**Data listing**
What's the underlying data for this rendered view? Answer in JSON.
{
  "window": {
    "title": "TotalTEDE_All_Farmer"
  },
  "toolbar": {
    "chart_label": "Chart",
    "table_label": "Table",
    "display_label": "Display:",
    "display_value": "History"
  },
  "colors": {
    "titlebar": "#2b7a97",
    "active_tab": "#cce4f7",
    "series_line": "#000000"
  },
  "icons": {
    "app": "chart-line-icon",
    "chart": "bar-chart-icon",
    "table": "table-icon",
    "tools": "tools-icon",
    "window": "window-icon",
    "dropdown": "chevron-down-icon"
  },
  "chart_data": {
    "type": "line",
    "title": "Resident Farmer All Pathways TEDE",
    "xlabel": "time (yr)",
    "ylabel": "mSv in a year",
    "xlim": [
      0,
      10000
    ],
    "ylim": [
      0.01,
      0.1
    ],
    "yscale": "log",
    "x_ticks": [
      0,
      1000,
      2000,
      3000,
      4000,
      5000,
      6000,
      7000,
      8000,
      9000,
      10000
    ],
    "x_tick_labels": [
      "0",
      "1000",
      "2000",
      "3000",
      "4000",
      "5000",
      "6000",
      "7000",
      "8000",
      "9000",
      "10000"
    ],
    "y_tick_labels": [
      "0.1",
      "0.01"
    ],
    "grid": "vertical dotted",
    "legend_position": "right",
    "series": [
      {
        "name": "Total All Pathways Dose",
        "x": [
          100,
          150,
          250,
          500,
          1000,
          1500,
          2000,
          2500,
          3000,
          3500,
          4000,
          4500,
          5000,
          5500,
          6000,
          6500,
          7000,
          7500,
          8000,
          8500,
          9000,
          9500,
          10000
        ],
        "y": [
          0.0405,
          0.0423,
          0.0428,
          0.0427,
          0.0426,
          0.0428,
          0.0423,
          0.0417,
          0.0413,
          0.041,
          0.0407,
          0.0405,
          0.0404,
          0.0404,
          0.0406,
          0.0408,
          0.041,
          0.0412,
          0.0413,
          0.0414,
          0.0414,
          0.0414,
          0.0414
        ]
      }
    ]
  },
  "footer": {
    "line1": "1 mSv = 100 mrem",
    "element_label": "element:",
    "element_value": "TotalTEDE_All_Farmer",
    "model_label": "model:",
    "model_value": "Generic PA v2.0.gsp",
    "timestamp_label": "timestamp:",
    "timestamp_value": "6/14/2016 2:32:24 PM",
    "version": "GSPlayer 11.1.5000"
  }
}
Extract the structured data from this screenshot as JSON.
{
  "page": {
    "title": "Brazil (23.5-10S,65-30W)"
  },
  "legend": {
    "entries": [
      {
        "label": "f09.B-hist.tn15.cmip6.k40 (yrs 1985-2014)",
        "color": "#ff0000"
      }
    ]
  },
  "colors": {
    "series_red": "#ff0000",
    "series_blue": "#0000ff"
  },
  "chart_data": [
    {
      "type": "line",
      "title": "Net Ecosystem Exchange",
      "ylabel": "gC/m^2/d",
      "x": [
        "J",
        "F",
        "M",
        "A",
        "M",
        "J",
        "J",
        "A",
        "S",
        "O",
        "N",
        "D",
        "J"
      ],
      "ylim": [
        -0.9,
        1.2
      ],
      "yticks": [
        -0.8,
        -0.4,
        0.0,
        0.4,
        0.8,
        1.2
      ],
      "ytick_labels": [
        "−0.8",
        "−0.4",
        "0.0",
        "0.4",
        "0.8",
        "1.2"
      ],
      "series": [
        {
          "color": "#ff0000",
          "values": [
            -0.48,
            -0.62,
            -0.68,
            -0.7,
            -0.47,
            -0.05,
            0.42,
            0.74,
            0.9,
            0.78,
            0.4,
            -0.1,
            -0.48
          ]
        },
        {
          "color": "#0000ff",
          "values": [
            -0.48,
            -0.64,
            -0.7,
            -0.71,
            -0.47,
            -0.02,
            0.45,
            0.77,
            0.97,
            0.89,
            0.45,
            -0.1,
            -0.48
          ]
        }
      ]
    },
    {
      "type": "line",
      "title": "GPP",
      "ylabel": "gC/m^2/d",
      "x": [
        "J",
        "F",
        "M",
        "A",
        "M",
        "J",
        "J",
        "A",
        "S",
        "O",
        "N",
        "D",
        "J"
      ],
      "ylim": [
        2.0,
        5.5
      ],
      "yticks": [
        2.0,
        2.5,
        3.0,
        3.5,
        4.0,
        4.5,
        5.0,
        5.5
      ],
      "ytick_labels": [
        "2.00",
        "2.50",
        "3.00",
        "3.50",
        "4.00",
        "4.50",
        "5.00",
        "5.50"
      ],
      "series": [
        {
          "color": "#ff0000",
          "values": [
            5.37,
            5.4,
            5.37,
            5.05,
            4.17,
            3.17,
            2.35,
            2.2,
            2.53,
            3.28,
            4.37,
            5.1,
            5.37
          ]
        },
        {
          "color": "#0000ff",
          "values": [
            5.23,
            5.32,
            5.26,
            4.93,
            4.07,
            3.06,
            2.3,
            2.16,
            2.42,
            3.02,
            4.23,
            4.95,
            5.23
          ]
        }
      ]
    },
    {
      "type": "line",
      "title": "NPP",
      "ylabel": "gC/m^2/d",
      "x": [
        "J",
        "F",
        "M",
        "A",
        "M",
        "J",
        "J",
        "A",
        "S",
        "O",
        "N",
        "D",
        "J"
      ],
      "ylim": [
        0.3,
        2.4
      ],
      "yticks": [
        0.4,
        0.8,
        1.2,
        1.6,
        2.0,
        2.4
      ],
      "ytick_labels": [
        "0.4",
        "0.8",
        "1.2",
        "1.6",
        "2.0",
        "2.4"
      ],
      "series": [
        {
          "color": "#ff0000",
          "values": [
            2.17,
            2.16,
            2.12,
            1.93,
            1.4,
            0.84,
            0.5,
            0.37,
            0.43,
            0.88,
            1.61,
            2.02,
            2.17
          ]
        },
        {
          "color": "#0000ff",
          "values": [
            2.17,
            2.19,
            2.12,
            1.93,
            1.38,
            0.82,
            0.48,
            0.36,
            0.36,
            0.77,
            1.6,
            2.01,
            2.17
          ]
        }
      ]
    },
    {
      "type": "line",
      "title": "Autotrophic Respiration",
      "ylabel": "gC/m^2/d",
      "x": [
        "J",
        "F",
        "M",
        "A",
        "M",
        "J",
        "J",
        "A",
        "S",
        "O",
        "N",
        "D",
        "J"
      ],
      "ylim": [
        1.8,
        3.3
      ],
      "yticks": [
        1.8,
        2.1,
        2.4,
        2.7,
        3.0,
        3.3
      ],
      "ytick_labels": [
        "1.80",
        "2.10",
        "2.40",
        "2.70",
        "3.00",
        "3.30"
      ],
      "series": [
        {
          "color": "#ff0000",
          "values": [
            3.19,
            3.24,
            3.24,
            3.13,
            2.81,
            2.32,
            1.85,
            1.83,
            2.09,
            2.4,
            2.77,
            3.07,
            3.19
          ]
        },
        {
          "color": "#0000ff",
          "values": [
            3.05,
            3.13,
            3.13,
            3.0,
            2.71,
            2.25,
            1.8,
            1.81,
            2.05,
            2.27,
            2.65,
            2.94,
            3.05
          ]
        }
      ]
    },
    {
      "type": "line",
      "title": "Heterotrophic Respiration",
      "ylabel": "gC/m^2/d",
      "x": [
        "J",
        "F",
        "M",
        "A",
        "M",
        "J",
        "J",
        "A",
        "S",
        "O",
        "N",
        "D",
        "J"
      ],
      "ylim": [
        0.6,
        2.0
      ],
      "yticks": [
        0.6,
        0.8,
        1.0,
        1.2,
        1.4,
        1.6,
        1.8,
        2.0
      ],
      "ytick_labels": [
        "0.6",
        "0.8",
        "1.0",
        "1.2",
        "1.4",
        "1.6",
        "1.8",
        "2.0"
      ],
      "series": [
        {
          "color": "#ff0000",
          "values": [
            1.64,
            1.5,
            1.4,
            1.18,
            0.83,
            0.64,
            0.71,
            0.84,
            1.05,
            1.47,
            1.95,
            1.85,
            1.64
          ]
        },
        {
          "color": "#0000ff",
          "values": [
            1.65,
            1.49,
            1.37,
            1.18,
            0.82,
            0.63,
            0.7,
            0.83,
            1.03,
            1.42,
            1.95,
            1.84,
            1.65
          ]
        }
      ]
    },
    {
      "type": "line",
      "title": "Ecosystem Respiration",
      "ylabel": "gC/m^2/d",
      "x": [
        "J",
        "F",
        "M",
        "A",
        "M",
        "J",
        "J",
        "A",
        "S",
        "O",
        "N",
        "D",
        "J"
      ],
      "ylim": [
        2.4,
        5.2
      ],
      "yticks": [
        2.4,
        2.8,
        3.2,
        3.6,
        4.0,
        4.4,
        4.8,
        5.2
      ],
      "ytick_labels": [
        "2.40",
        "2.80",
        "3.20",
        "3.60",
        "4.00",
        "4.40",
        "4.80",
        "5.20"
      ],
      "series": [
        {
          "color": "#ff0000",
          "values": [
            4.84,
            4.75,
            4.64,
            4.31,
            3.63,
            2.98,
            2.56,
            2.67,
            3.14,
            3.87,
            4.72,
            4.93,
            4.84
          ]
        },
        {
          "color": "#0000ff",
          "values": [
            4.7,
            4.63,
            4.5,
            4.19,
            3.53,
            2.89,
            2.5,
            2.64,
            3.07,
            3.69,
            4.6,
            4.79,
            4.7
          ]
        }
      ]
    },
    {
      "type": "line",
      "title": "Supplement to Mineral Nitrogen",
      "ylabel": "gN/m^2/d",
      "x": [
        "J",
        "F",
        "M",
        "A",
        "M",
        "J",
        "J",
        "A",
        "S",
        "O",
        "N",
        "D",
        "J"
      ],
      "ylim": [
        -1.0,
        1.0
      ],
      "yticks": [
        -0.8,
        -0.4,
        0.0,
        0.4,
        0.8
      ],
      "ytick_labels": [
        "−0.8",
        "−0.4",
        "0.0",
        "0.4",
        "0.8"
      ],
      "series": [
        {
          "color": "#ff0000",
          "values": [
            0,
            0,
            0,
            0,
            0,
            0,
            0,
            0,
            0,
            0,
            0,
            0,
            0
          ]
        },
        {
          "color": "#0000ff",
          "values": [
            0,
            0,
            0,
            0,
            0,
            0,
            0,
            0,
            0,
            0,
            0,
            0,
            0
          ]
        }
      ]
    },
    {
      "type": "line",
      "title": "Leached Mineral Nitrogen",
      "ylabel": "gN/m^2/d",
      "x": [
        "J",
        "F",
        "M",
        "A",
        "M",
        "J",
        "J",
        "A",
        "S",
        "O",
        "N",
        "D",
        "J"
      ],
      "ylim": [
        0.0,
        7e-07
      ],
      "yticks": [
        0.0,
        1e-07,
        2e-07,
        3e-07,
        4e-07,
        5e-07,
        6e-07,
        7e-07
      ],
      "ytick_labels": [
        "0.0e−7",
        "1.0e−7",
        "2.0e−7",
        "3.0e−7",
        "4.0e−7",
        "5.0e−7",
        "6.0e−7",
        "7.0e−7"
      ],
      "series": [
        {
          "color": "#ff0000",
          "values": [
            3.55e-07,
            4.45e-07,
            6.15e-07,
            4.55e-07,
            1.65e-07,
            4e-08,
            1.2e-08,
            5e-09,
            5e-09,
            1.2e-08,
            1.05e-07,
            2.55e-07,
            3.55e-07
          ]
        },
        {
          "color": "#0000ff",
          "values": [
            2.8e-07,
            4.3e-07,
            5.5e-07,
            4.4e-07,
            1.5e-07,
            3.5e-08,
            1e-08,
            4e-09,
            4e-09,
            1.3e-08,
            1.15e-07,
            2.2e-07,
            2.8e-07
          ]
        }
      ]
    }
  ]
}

**Written task**
Scan the entries above. Copy each line that has the string "Ecosystem".

**Expected output**
      "title": "Net Ecosystem Exchange",
      "title": "Ecosystem Respiration",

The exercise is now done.